→ BRIEF
Output the full material exactly as it appears here.

→ MATERIAL FOR THIS TASK
● ● ● ● ● ● ●

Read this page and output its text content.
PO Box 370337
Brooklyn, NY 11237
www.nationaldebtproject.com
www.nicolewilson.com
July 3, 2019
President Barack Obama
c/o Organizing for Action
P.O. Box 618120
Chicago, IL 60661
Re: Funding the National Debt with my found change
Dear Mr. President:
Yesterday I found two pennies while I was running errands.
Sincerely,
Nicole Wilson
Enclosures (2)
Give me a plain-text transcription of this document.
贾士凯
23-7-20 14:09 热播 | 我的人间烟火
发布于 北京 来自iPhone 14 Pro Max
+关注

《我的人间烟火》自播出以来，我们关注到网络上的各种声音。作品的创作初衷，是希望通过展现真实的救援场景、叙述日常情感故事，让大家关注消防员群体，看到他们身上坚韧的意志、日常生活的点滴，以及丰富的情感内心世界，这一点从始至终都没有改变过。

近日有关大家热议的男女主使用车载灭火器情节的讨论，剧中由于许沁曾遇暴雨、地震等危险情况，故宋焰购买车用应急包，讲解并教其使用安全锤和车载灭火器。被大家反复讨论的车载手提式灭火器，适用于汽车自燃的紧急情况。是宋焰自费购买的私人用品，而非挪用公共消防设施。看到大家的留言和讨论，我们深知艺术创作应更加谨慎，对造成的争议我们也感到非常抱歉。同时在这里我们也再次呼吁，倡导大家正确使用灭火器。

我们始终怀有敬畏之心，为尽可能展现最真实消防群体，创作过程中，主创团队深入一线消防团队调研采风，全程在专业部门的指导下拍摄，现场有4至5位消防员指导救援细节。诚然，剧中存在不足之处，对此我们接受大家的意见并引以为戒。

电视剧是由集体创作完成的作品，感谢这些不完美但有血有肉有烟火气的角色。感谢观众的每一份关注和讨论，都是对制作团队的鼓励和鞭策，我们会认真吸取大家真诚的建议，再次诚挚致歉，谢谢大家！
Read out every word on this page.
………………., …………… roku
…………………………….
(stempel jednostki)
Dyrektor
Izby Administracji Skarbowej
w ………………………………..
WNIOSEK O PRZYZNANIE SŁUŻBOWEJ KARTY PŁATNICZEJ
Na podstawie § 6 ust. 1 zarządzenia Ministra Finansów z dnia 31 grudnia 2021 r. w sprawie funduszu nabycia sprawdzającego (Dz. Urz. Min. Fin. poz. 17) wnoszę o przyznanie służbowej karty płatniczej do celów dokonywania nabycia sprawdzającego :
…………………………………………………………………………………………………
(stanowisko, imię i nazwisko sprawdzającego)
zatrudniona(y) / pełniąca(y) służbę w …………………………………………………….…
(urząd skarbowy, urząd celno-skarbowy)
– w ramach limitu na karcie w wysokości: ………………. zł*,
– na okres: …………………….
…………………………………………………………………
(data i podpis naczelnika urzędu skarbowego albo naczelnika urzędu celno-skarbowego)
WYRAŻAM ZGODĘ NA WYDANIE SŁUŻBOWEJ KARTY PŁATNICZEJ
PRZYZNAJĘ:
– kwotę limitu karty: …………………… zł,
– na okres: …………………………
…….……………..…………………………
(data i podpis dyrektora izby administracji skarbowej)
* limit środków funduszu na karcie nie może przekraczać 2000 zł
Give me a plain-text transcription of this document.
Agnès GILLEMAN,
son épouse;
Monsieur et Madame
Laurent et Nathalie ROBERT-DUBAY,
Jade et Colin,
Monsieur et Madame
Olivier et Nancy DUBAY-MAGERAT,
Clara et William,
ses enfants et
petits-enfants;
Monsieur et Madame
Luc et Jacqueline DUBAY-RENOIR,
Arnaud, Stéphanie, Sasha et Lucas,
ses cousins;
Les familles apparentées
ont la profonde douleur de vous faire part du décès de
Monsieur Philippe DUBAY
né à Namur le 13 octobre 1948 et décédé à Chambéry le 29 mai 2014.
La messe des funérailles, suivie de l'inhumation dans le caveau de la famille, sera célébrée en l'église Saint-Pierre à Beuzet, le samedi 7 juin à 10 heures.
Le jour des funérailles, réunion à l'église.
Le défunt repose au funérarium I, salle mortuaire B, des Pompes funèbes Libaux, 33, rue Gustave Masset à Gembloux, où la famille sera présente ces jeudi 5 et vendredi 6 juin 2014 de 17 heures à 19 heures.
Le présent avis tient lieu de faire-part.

● ● ● ● ● ● ●

→ FINAL RESULT
Read this page and output its text content.
PO Box 370337
Brooklyn, NY 11237
www.nationaldebtproject.com
www.nicolewilson.com
July 3, 2019
President Barack Obama
c/o Organizing for Action
P.O. Box 618120
Chicago, IL 60661
Re: Funding the National Debt with my found change
Dear Mr. President:
Yesterday I found two pennies while I was running errands.
Sincerely,
Nicole Wilson
Enclosures (2)
Give me a plain-text transcription of this document.
贾士凯
23-7-20 14:09 热播 | 我的人间烟火
发布于 北京 来自iPhone 14 Pro Max
+关注

《我的人间烟火》自播出以来，我们关注到网络上的各种声音。作品的创作初衷，是希望通过展现真实的救援场景、叙述日常情感故事，让大家关注消防员群体，看到他们身上坚韧的意志、日常生活的点滴，以及丰富的情感内心世界，这一点从始至终都没有改变过。

近日有关大家热议的男女主使用车载灭火器情节的讨论，剧中由于许沁曾遇暴雨、地震等危险情况，故宋焰购买车用应急包，讲解并教其使用安全锤和车载灭火器。被大家反复讨论的车载手提式灭火器，适用于汽车自燃的紧急情况。是宋焰自费购买的私人用品，而非挪用公共消防设施。看到大家的留言和讨论，我们深知艺术创作应更加谨慎，对造成的争议我们也感到非常抱歉。同时在这里我们也再次呼吁，倡导大家正确使用灭火器。

我们始终怀有敬畏之心，为尽可能展现最真实消防群体，创作过程中，主创团队深入一线消防团队调研采风，全程在专业部门的指导下拍摄，现场有4至5位消防员指导救援细节。诚然，剧中存在不足之处，对此我们接受大家的意见并引以为戒。

电视剧是由集体创作完成的作品，感谢这些不完美但有血有肉有烟火气的角色。感谢观众的每一份关注和讨论，都是对制作团队的鼓励和鞭策，我们会认真吸取大家真诚的建议，再次诚挚致歉，谢谢大家！
Read out every word on this page.
………………., …………… roku
…………………………….
(stempel jednostki)
Dyrektor
Izby Administracji Skarbowej
w ………………………………..
WNIOSEK O PRZYZNANIE SŁUŻBOWEJ KARTY PŁATNICZEJ
Na podstawie § 6 ust. 1 zarządzenia Ministra Finansów z dnia 31 grudnia 2021 r. w sprawie funduszu nabycia sprawdzającego (Dz. Urz. Min. Fin. poz. 17) wnoszę o przyznanie służbowej karty płatniczej do celów dokonywania nabycia sprawdzającego :
…………………………………………………………………………………………………
(stanowisko, imię i nazwisko sprawdzającego)
zatrudniona(y) / pełniąca(y) służbę w …………………………………………………….…
(urząd skarbowy, urząd celno-skarbowy)
– w ramach limitu na karcie w wysokości: ………………. zł*,
– na okres: …………………….
…………………………………………………………………
(data i podpis naczelnika urzędu skarbowego albo naczelnika urzędu celno-skarbowego)
WYRAŻAM ZGODĘ NA WYDANIE SŁUŻBOWEJ KARTY PŁATNICZEJ
PRZYZNAJĘ:
– kwotę limitu karty: …………………… zł,
– na okres: …………………………
…….……………..…………………………
(data i podpis dyrektora izby administracji skarbowej)
* limit środków funduszu na karcie nie może przekraczać 2000 zł
Give me a plain-text transcription of this document.
Agnès GILLEMAN,
son épouse;
Monsieur et Madame
Laurent et Nathalie ROBERT-DUBAY,
Jade et Colin,
Monsieur et Madame
Olivier et Nancy DUBAY-MAGERAT,
Clara et William,
ses enfants et
petits-enfants;
Monsieur et Madame
Luc et Jacqueline DUBAY-RENOIR,
Arnaud, Stéphanie, Sasha et Lucas,
ses cousins;
Les familles apparentées
ont la profonde douleur de vous faire part du décès de
Monsieur Philippe DUBAY
né à Namur le 13 octobre 1948 et décédé à Chambéry le 29 mai 2014.
La messe des funérailles, suivie de l'inhumation dans le caveau de la famille, sera célébrée en l'église Saint-Pierre à Beuzet, le samedi 7 juin à 10 heures.
Le jour des funérailles, réunion à l'église.
Le défunt repose au funérarium I, salle mortuaire B, des Pompes funèbes Libaux, 33, rue Gustave Masset à Gembloux, où la famille sera présente ces jeudi 5 et vendredi 6 juin 2014 de 17 heures à 19 heures.
Le présent avis tient lieu de faire-part.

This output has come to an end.